PAGE EXTRACT:

****************

# October birthstone is up



## Justin (Oct 15, 2014)

The October birthstone is now live in the Shop. Sorry for the delay. More is coming soon.


----------



## Alolan_Apples (Oct 15, 2014)

Thank you. I bought it to represent Kaylee (one of my characters) since her birthday is in October.


----------



## Gracelia (Oct 15, 2014)

Yay. Thanks. 

I've 2 weeks or so to decide if I want to buy it or not.


----------



## RiceBunny (Oct 15, 2014)

Finally! Thanks ^.^ It's my birthday month.


----------



## Skyfall (Oct 15, 2014)

Yay, thanks!!!  (and very intrigued by what else is coming, ha, ha)


----------



## Alolan_Apples (Oct 15, 2014)

I hope I can get those chocolate cakes next. I'll need two (one to keep, and one to get the big Bells on).


----------



## ryan88 (Oct 15, 2014)

I remember the July post came with a restock


----------



## Swiftstream (Oct 15, 2014)

ryan88 said:


> I remember the July post came with a restock


I remember when there was a bell tree direct and the whole website lagged like hell.

****************

STATED TASK 1: Which usernames posted in the birthstone thread? List each one once.
STATED TASK 2: Copy everything in the records from the line containing "legend-label: val/box_loss <box>652" down to the final line of the records, including both ends.

SUPPLIED RECORDS:
****************

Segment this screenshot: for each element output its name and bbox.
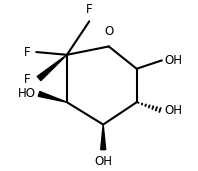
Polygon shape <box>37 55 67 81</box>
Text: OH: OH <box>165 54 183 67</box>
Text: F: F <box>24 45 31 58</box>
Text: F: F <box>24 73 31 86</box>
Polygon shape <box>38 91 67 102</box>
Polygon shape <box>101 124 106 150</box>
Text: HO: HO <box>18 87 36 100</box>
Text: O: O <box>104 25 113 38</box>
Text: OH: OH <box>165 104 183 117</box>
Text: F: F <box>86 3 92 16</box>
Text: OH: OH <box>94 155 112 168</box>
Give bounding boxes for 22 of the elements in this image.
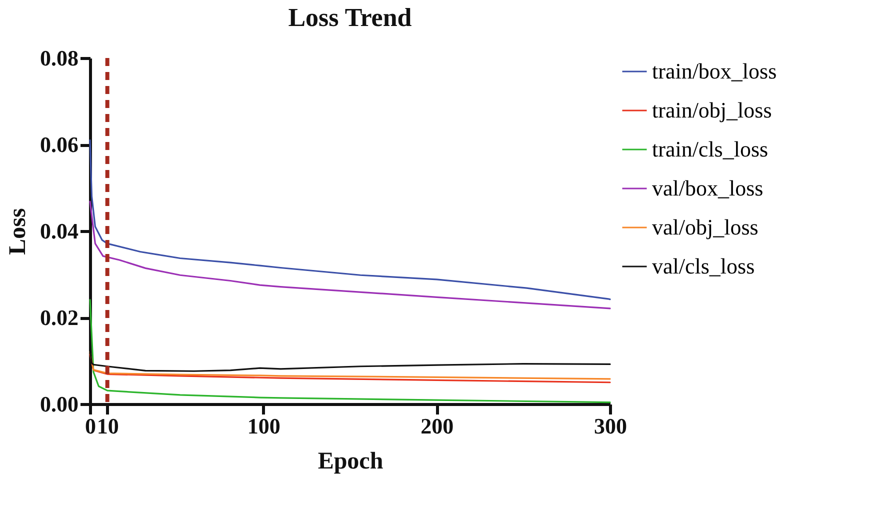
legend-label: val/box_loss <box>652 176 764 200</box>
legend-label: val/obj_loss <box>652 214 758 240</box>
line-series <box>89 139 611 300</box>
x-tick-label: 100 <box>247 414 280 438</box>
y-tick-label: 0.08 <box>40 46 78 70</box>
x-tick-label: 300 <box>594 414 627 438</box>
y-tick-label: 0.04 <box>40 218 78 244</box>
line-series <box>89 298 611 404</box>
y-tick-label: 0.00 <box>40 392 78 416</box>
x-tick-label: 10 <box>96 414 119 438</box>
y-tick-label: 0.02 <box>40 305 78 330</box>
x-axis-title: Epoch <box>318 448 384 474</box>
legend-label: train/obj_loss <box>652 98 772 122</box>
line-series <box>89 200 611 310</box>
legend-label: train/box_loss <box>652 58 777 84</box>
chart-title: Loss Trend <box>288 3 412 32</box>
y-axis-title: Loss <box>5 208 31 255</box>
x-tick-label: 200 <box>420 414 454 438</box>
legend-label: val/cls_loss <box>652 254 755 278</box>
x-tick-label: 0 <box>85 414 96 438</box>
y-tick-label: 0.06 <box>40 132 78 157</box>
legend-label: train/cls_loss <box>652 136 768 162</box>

****************

EXERCISE ANSWER 1: Justin, Alolan_Apples, Gracelia, RiceBunny, Skyfall, ryan88, Swiftstream

EXERCISE ANSWER 2:
legend-label: val/box_loss <box>652 176 764 200</box>
legend-label: val/obj_loss <box>652 214 758 240</box>
line-series <box>89 139 611 300</box>
x-tick-label: 100 <box>247 414 280 438</box>
y-tick-label: 0.08 <box>40 46 78 70</box>
x-tick-label: 300 <box>594 414 627 438</box>
y-tick-label: 0.04 <box>40 218 78 244</box>
line-series <box>89 298 611 404</box>
y-tick-label: 0.00 <box>40 392 78 416</box>
x-tick-label: 10 <box>96 414 119 438</box>
y-tick-label: 0.02 <box>40 305 78 330</box>
x-axis-title: Epoch <box>318 448 384 474</box>
legend-label: train/obj_loss <box>652 98 772 122</box>
line-series <box>89 200 611 310</box>
legend-label: train/box_loss <box>652 58 777 84</box>
chart-title: Loss Trend <box>288 3 412 32</box>
y-axis-title: Loss <box>5 208 31 255</box>
x-tick-label: 200 <box>420 414 454 438</box>
legend-label: val/cls_loss <box>652 254 755 278</box>
x-tick-label: 0 <box>85 414 96 438</box>
y-tick-label: 0.06 <box>40 132 78 157</box>
legend-label: train/cls_loss <box>652 136 768 162</box>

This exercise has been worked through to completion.